STATED GOAL: Show each line from the listing that includes the word "this".

INFORMATION PROVIDED:
.....

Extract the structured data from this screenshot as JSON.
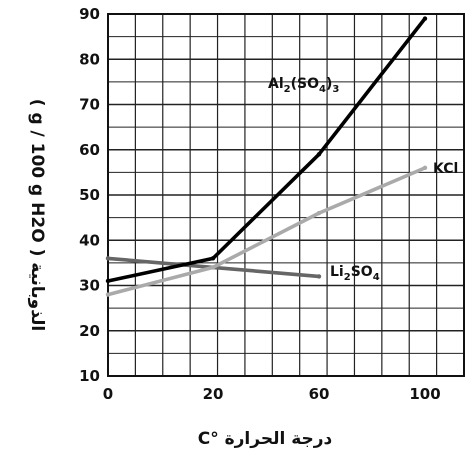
{
  "chart_data": {
    "type": "line",
    "title": "",
    "xlabel": "درجة الحرارة °C",
    "ylabel": "الذوبانية ( g / 100 g H2O )",
    "x_ticks": [
      "0",
      "20",
      "60",
      "100"
    ],
    "y_ticks": [
      "10",
      "20",
      "30",
      "40",
      "50",
      "60",
      "70",
      "80",
      "90"
    ],
    "xlim": [
      0,
      100
    ],
    "ylim": [
      10,
      90
    ],
    "x_scale": "nonlinear: ticks at 0, 20, 60, 100",
    "grid": true,
    "series": [
      {
        "name": "Al2(SO4)3",
        "color": "#000000",
        "x": [
          0,
          20,
          60,
          100
        ],
        "y": [
          31,
          36,
          59,
          89
        ]
      },
      {
        "name": "KCl",
        "color": "#aaaaaa",
        "x": [
          0,
          20,
          60,
          100
        ],
        "y": [
          28,
          34,
          46,
          56
        ]
      },
      {
        "name": "Li2SO4",
        "color": "#666666",
        "x": [
          0,
          20,
          60
        ],
        "y": [
          36,
          34,
          32
        ]
      }
    ]
  }
}
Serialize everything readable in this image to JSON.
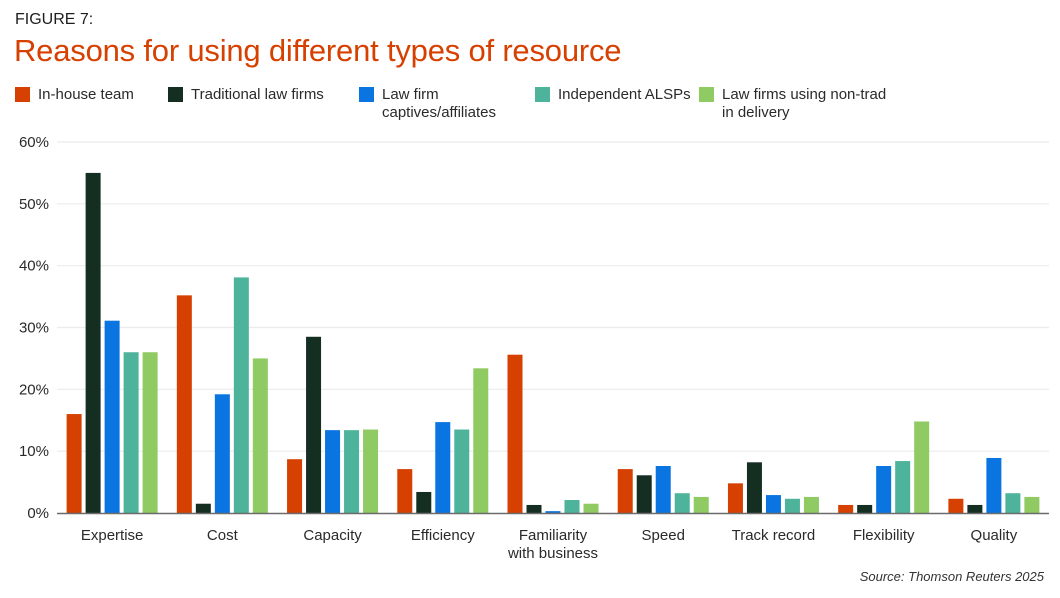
{
  "chart_data": {
    "type": "bar",
    "figure_label": "FIGURE 7:",
    "title": "Reasons for using different types of resource",
    "xlabel": "",
    "ylabel": "",
    "ylim": [
      0,
      60
    ],
    "yticks": [
      "0%",
      "10%",
      "20%",
      "30%",
      "40%",
      "50%",
      "60%"
    ],
    "ytick_values": [
      0,
      10,
      20,
      30,
      40,
      50,
      60
    ],
    "grid": true,
    "legend_position": "top-left",
    "categories": [
      "Expertise",
      "Cost",
      "Capacity",
      "Efficiency",
      "Familiarity\nwith business",
      "Speed",
      "Track record",
      "Flexibility",
      "Quality"
    ],
    "series": [
      {
        "name": "In-house team",
        "color": "#d64000",
        "values": [
          16,
          35.2,
          8.7,
          7.1,
          25.6,
          7.1,
          4.8,
          1.3,
          2.3
        ]
      },
      {
        "name": "Traditional law firms",
        "color": "#152e22",
        "values": [
          55,
          1.5,
          28.5,
          3.4,
          1.3,
          6.1,
          8.2,
          1.3,
          1.3
        ]
      },
      {
        "name": "Law firm\ncaptives/affiliates",
        "color": "#0a74e1",
        "values": [
          31.1,
          19.2,
          13.4,
          14.7,
          0.3,
          7.6,
          2.9,
          7.6,
          8.9
        ]
      },
      {
        "name": "Independent ALSPs",
        "color": "#4db39a",
        "values": [
          26,
          38.1,
          13.4,
          13.5,
          2.1,
          3.2,
          2.3,
          8.4,
          3.2
        ]
      },
      {
        "name": "Law firms using non-trad\nin delivery",
        "color": "#8fca62",
        "values": [
          26,
          25,
          13.5,
          23.4,
          1.5,
          2.6,
          2.6,
          14.8,
          2.6
        ]
      }
    ],
    "source": "Source: Thomson Reuters 2025"
  }
}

.....

WRITTEN REPLY:
Extract the structured data from this screenshot as JSON.
Serialize everything readable in this image to JSON.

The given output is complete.